_WHAT IS BEING ASKED_
Could you reproduce, word for word, the lines of the records below, starting with the line that contains "product-photo-canvas bbox=[40, 16, 360, 360]" and going on through the line that contains "I need the location"?

------ RECORDS SUPPLIED ------

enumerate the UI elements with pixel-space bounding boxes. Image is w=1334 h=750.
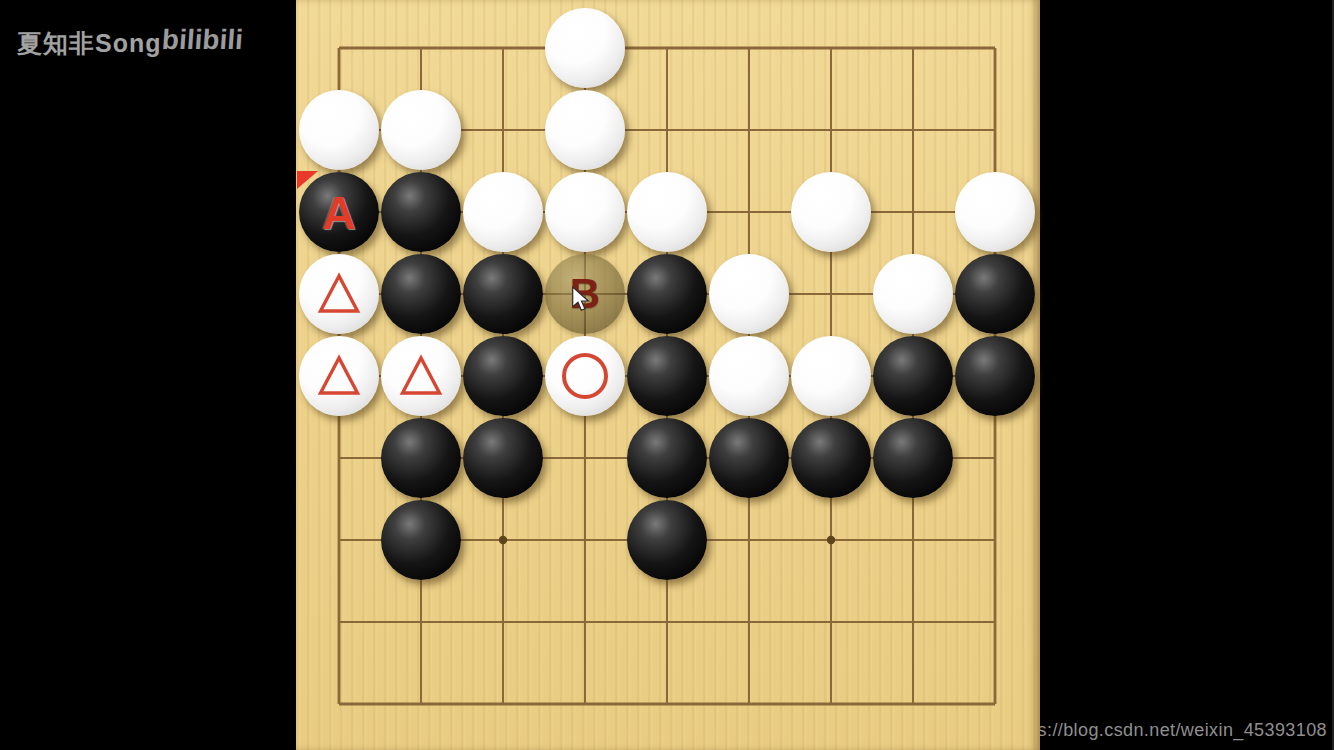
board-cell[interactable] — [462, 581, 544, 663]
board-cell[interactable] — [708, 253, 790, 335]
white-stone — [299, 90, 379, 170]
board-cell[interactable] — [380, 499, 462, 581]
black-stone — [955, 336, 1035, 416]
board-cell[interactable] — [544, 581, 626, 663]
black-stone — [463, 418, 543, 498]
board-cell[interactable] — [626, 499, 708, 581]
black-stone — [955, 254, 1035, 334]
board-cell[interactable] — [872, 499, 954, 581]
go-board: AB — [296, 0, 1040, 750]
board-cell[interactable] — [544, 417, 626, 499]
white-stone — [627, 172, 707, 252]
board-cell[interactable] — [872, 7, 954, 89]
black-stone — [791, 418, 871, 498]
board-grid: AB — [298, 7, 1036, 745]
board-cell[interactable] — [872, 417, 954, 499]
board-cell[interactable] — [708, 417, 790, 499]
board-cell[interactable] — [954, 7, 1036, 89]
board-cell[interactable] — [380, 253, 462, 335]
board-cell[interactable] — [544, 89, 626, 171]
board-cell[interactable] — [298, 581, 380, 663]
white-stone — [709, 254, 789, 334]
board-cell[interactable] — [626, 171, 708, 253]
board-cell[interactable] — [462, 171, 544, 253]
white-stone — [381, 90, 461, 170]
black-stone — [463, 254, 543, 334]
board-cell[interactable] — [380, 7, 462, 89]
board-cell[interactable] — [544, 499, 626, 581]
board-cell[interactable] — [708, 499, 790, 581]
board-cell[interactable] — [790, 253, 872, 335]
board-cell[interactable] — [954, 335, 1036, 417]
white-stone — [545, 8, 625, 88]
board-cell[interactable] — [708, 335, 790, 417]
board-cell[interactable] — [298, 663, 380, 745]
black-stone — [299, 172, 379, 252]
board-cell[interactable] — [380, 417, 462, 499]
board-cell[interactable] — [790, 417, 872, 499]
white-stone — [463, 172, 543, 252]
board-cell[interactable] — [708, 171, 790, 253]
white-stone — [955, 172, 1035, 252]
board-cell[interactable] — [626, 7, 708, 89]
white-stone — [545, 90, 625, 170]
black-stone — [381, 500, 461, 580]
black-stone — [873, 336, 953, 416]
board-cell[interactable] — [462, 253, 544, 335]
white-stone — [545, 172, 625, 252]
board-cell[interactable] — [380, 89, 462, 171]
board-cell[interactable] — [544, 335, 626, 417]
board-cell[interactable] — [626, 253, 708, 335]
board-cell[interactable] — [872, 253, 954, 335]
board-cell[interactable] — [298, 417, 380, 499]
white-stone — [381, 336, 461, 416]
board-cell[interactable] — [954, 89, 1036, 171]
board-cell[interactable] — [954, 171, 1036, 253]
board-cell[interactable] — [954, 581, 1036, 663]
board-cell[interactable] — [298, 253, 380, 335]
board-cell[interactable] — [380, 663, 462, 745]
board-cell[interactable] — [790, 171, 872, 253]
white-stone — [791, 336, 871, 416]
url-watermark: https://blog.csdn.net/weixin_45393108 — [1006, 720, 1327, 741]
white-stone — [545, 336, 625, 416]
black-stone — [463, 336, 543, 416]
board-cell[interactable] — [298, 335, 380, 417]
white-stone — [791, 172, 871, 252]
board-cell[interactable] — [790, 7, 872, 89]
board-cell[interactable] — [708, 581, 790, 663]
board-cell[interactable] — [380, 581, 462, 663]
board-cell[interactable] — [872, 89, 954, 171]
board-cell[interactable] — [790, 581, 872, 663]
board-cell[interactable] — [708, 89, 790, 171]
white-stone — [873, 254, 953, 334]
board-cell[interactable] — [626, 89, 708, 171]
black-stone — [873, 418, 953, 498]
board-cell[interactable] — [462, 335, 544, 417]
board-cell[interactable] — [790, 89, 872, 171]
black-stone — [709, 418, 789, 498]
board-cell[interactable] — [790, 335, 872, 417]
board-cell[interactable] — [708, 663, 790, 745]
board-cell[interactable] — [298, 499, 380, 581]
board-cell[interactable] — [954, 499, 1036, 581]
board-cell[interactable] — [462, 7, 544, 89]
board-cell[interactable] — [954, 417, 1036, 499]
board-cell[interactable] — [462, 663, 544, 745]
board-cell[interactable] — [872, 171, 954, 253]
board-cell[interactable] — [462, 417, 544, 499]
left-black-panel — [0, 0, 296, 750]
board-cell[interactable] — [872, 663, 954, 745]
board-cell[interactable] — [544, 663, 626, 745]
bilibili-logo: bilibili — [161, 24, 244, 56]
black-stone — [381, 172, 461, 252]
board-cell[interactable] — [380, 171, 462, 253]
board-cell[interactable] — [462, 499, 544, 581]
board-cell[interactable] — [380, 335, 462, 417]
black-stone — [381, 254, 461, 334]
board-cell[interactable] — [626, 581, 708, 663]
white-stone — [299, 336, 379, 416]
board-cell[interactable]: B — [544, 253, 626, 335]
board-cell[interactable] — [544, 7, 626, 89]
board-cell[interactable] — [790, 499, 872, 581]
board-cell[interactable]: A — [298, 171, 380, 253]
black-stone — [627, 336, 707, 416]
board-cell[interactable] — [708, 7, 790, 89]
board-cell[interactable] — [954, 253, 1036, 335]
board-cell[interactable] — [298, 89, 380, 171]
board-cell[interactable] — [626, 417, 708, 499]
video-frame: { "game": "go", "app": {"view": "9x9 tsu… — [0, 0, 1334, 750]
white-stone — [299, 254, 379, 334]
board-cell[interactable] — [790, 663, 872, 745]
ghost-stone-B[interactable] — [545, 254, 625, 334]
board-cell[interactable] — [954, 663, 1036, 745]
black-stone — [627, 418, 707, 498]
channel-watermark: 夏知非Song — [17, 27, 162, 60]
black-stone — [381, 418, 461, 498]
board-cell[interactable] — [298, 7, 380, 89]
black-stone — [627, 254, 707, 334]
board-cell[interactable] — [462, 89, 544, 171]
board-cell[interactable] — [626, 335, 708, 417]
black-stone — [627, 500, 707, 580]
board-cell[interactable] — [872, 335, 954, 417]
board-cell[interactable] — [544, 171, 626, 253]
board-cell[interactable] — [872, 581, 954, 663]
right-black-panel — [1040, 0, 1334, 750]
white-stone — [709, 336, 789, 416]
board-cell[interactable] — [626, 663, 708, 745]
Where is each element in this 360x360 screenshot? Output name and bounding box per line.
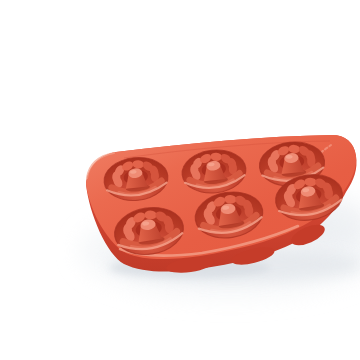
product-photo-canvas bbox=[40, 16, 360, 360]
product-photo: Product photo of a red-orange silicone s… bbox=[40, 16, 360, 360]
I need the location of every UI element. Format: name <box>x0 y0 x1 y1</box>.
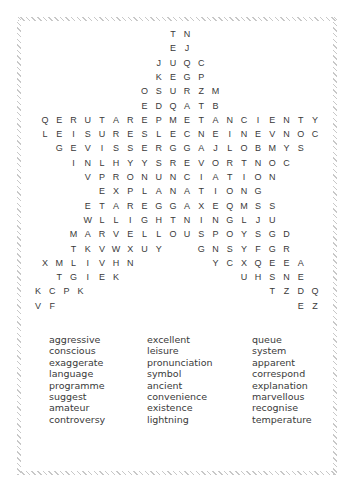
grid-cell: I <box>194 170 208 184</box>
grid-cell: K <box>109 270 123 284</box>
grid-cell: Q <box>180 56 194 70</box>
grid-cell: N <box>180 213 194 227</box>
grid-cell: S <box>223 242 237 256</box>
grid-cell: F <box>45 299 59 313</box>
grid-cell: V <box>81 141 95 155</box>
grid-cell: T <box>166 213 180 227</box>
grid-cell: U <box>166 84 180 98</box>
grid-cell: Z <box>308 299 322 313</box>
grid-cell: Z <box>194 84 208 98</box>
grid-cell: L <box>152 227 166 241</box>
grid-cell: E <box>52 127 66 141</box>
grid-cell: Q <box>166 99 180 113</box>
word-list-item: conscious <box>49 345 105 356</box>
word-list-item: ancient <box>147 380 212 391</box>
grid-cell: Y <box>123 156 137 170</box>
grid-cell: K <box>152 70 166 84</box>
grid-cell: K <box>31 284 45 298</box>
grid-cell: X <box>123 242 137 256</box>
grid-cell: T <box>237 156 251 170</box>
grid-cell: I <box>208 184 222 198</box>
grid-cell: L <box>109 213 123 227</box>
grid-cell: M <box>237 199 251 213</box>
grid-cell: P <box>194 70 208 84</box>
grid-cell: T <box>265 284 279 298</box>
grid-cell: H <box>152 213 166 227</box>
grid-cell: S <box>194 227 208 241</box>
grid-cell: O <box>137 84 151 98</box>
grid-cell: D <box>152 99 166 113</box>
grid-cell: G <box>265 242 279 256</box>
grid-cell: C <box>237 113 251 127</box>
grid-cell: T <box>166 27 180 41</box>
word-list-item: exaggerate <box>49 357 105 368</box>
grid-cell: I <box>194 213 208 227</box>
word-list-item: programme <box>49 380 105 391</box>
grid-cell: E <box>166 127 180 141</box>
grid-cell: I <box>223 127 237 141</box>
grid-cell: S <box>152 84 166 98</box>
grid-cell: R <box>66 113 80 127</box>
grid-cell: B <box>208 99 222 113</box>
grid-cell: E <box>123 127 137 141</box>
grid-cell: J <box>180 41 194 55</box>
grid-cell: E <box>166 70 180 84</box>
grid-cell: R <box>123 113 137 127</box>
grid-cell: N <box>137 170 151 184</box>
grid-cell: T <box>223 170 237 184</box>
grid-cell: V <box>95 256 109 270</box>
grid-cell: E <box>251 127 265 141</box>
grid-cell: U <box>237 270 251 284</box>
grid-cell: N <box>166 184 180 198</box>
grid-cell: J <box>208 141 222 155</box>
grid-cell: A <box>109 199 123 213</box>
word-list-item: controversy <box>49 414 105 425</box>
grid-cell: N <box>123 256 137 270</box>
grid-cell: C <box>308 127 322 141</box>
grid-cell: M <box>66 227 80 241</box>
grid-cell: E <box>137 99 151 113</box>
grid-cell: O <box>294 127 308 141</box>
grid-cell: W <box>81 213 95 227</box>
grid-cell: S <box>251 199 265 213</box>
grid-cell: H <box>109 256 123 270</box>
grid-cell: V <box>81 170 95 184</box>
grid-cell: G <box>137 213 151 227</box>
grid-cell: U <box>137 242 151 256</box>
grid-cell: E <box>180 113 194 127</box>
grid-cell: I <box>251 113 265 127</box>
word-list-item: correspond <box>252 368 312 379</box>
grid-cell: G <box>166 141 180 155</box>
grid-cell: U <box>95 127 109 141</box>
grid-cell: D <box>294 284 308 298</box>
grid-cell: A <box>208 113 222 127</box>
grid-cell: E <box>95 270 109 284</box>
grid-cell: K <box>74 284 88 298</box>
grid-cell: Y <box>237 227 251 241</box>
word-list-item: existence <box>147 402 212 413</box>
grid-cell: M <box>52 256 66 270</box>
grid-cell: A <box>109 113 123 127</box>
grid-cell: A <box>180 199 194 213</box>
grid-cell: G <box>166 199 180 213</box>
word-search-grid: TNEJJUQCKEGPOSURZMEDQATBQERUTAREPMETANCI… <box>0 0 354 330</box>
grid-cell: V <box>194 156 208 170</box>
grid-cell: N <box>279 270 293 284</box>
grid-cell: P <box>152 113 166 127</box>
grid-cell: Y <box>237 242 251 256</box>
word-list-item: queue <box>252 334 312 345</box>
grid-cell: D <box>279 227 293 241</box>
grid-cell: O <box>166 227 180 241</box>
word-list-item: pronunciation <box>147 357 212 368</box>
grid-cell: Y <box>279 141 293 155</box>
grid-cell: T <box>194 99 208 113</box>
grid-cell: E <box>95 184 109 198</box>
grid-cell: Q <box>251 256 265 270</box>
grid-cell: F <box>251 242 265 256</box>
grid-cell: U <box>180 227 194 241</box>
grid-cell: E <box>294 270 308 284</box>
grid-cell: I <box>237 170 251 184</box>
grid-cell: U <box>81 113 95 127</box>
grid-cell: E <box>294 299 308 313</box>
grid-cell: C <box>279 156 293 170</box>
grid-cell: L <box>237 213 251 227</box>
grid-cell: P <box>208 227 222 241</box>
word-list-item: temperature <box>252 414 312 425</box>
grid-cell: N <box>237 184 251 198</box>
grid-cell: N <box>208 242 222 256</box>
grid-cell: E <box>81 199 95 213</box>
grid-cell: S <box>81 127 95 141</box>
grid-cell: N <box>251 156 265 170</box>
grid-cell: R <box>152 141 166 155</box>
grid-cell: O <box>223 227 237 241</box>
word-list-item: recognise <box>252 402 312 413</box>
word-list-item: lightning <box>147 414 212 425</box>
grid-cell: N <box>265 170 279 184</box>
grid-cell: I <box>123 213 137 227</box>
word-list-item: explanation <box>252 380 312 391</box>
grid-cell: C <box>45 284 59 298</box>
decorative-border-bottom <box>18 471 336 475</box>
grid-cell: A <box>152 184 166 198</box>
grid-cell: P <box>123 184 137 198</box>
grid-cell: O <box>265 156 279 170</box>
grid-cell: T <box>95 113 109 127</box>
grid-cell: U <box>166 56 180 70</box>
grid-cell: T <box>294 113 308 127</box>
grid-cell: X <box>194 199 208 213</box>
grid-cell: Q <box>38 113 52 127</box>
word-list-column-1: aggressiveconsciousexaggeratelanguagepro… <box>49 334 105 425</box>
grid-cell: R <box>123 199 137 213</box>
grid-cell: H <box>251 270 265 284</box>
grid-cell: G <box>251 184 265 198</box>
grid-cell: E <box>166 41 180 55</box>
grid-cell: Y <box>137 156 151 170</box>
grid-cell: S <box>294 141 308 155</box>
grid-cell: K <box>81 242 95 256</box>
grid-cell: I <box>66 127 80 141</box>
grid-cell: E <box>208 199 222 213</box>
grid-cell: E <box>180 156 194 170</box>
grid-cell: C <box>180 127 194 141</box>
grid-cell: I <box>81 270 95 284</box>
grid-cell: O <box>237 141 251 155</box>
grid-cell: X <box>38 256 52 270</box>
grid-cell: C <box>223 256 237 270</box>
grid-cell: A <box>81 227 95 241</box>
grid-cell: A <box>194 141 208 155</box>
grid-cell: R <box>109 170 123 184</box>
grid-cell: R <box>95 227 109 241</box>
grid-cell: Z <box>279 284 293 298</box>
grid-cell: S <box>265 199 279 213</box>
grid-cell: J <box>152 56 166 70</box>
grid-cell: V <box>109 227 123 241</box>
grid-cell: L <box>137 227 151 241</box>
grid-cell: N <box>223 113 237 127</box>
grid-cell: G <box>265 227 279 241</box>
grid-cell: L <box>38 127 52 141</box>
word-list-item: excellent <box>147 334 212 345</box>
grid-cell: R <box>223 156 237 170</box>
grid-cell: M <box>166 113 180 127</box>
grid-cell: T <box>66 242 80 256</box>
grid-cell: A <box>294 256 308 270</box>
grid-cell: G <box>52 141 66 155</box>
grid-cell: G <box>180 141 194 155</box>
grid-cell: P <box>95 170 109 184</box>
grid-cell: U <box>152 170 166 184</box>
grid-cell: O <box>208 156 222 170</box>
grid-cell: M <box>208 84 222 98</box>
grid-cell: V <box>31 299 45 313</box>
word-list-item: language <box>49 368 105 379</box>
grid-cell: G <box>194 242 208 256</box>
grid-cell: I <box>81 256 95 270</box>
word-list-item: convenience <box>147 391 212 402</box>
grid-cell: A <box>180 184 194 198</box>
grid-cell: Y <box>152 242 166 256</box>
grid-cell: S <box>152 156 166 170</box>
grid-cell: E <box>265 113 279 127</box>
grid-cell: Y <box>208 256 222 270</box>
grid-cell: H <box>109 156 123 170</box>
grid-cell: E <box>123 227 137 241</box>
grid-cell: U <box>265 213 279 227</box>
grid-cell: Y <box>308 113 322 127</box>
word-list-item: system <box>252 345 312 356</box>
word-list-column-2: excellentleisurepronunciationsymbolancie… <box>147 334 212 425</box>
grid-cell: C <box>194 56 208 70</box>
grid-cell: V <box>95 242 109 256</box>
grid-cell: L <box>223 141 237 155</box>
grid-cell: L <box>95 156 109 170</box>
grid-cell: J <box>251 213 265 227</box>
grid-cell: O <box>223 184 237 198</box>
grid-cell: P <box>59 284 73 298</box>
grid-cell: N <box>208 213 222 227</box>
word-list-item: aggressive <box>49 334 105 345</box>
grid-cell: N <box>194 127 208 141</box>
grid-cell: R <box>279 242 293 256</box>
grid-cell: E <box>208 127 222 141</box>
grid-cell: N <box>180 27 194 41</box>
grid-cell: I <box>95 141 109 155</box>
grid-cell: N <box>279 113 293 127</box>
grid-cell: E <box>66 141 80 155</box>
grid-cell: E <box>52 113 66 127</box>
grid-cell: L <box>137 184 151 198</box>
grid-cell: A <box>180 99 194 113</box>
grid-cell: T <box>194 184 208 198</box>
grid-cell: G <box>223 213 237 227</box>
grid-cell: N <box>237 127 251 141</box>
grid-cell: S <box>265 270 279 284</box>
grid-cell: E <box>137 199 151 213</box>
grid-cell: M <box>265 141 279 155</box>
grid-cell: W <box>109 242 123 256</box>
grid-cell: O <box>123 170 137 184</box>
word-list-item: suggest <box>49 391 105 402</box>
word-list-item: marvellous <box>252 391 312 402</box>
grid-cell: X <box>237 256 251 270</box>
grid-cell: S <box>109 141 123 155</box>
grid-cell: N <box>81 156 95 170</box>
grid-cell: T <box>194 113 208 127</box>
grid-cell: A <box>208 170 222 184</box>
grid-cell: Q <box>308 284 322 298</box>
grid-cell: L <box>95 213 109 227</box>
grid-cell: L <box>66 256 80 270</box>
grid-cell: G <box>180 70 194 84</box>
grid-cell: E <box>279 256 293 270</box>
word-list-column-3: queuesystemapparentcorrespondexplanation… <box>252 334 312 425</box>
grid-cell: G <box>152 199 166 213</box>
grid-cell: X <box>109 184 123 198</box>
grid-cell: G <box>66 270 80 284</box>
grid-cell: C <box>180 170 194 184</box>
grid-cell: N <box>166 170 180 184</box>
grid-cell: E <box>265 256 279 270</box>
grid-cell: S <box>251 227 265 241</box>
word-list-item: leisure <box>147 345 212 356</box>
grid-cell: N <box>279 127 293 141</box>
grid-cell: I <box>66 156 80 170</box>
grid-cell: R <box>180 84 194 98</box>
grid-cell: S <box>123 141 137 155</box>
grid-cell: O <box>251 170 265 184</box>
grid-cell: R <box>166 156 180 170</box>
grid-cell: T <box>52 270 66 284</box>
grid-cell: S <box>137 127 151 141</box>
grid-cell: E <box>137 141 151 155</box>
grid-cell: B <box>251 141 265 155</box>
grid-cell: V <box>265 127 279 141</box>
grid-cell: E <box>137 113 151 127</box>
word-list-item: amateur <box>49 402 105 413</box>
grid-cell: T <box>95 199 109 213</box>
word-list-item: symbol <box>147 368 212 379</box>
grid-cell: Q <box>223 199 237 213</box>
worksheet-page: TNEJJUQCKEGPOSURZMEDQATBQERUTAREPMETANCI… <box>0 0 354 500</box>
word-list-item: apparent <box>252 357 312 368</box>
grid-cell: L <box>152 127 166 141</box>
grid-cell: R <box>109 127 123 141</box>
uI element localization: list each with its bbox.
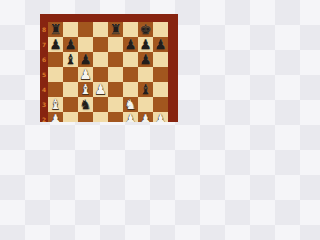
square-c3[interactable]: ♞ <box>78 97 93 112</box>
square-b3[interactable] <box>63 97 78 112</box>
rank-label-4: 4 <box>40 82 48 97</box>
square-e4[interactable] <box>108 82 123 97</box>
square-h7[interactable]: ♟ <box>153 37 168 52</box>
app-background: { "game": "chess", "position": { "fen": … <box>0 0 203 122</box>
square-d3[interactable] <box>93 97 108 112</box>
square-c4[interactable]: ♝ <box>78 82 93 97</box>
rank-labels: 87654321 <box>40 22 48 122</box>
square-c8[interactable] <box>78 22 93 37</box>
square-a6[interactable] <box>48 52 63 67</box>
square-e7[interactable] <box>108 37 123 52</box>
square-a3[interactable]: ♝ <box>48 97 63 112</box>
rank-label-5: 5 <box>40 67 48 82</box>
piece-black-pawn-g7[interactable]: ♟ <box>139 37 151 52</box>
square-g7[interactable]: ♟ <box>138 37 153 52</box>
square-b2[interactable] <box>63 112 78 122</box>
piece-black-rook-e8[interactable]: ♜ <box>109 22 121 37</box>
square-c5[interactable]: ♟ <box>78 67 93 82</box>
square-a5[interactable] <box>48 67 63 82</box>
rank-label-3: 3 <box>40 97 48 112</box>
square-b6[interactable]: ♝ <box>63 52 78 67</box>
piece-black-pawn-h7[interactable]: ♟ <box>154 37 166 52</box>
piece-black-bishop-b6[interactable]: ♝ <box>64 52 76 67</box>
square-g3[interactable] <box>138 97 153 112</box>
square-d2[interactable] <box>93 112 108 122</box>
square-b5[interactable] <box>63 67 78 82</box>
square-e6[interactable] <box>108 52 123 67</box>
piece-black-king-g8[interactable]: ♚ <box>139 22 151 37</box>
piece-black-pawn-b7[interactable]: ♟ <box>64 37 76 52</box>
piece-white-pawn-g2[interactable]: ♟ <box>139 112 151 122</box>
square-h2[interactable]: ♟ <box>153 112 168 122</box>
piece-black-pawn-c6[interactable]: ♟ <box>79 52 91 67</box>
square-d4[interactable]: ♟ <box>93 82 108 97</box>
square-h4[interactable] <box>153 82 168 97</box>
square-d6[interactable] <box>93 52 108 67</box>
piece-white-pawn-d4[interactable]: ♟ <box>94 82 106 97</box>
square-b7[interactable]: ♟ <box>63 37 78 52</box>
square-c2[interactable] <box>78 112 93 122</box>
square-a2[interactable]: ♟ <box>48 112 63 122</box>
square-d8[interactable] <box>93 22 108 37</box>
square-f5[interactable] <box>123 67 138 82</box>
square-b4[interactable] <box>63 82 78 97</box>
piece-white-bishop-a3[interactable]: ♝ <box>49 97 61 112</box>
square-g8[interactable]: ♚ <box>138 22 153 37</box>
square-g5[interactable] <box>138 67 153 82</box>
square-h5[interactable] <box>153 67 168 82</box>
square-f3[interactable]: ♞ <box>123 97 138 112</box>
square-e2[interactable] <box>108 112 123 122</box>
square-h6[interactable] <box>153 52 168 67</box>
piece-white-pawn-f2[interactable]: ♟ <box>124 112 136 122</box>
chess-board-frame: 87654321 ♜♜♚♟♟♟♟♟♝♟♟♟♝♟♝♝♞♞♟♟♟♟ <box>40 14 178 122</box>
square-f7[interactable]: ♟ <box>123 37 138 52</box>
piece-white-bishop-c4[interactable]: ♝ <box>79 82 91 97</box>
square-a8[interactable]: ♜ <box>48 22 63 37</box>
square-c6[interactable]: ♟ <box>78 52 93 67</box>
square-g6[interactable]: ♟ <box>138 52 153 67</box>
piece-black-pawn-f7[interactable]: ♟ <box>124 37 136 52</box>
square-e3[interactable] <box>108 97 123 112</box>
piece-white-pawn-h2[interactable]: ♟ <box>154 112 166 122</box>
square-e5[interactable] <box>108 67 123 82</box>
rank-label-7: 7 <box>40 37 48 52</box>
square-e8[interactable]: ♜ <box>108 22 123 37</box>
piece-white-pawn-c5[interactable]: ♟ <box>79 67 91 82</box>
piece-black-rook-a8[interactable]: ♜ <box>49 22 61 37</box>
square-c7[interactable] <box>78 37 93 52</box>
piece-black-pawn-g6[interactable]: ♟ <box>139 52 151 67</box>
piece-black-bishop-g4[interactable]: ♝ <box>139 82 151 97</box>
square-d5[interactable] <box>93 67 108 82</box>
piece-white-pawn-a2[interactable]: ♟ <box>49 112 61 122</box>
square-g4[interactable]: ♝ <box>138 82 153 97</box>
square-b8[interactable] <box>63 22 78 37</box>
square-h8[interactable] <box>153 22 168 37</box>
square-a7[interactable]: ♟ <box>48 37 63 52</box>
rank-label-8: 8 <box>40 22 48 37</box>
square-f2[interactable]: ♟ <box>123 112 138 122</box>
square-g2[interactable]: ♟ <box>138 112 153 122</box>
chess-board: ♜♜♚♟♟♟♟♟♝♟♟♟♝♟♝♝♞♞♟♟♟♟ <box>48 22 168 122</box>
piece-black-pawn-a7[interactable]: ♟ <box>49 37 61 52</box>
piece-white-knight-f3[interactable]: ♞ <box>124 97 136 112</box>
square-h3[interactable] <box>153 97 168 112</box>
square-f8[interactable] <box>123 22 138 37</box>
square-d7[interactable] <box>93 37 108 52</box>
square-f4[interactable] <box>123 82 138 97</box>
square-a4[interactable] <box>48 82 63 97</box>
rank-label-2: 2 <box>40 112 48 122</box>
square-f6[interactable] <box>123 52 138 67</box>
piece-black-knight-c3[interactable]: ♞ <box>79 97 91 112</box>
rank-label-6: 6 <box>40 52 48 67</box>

------

_COMPLETE OUTPUT_
product-photo-canvas bbox=[40, 16, 360, 360]
product-photo: Product photo of a red-orange silicone s… bbox=[40, 16, 360, 360]
I need the location of every UI element. Format: name <box>x0 y0 x1 y1</box>.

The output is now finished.